[Opening Source material section]
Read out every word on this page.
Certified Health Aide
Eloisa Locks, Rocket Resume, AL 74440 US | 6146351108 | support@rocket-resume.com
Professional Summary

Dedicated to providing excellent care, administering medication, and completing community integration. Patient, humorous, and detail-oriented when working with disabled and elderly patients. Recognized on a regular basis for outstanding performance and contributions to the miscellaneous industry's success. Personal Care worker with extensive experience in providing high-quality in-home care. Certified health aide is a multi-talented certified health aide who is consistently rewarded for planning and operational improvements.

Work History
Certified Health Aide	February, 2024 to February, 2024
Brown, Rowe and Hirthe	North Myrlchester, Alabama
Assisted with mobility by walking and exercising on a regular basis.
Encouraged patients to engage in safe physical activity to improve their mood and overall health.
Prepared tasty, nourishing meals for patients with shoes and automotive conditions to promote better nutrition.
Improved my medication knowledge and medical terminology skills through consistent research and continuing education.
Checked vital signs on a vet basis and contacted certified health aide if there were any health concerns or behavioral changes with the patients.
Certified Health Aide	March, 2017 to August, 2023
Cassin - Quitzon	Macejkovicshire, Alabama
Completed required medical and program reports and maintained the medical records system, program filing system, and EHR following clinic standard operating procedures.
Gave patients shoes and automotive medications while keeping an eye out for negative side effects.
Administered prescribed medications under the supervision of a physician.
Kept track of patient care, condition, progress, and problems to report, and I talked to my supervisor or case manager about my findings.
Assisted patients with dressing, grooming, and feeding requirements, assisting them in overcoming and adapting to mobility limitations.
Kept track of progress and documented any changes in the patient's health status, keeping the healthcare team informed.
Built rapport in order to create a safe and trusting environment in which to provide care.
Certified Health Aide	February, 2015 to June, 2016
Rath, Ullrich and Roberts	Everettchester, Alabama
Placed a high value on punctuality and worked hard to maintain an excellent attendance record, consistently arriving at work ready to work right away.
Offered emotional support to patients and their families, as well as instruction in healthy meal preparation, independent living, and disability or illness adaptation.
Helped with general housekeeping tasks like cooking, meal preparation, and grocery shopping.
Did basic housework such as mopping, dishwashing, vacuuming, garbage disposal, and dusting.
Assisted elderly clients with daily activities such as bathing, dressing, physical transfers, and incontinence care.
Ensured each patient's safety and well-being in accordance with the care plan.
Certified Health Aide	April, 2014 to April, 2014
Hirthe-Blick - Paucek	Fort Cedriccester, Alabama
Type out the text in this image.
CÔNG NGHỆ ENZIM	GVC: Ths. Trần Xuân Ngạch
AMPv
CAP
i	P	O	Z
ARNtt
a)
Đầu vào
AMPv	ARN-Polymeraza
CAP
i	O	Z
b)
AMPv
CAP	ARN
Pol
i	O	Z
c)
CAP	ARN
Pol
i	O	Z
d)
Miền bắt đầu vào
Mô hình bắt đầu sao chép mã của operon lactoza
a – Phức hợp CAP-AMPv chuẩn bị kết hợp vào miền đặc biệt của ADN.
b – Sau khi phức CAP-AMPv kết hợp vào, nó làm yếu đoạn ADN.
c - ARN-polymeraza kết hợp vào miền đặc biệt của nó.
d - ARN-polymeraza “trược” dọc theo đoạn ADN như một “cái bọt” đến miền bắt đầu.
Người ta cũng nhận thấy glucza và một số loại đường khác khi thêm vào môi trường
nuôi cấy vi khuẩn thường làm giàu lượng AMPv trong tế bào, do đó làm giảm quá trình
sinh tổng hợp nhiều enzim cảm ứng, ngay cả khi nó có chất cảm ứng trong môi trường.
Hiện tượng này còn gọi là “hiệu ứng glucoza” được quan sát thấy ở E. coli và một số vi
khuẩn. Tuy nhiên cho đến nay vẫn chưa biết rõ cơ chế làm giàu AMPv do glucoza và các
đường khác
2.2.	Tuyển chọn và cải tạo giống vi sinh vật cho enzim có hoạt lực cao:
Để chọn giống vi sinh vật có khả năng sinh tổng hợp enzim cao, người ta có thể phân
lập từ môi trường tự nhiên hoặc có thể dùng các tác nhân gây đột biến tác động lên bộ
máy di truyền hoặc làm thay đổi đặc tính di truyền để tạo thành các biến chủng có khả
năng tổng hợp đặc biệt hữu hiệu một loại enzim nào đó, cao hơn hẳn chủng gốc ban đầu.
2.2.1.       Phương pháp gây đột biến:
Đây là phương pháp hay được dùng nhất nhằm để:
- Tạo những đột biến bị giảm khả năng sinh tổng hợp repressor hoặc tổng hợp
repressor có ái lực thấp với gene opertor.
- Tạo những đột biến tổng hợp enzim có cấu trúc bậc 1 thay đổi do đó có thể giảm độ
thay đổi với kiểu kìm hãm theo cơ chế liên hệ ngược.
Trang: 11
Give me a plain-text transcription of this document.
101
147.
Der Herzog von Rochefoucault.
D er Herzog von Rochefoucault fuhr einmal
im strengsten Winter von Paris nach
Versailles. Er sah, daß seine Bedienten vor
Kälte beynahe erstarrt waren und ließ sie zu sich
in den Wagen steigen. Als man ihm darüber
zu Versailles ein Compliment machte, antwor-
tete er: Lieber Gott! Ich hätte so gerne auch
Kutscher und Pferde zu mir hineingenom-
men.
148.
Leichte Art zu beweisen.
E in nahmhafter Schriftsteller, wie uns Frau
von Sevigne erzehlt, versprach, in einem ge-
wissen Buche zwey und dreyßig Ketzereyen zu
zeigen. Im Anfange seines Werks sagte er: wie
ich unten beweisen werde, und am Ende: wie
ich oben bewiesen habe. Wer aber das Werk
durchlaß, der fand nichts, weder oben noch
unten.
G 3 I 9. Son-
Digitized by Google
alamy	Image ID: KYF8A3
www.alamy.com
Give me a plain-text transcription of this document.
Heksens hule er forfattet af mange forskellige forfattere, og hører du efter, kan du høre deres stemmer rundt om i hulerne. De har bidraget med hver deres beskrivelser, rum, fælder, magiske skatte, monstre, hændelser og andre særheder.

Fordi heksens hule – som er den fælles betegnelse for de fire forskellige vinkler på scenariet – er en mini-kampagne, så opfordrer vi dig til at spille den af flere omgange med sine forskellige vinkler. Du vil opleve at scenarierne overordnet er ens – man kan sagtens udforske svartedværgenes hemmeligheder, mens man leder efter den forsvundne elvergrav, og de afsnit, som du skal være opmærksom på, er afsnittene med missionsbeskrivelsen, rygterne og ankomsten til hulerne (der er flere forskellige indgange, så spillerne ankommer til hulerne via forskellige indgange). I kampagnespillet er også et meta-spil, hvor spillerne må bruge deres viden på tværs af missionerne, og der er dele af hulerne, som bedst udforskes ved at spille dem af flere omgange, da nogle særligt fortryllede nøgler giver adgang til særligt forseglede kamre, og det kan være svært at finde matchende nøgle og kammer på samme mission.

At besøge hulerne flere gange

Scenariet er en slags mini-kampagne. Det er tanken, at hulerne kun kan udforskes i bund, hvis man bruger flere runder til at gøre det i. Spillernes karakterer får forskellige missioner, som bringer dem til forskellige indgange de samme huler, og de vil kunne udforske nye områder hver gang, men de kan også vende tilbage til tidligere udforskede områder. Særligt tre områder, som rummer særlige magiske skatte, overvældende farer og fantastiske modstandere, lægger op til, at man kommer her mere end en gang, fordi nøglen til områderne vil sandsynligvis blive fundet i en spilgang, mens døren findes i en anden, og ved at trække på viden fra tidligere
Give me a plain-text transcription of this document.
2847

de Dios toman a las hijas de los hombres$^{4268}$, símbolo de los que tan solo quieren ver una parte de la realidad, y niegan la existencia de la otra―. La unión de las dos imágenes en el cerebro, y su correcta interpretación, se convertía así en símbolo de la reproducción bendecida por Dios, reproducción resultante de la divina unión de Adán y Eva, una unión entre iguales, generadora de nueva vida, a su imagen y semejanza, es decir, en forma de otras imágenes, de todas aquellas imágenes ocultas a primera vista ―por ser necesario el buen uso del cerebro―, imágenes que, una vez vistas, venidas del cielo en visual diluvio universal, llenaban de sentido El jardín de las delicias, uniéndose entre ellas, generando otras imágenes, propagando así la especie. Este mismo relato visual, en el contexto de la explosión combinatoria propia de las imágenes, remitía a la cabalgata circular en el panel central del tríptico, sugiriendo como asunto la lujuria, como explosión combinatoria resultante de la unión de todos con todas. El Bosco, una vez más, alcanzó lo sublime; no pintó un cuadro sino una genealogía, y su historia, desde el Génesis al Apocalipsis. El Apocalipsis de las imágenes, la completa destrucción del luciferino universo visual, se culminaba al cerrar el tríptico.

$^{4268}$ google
[Closing Source material section]
# [What to produce]
Within the entries above, how many lines contain the word "progress"? State the number only.

# [Response area]
2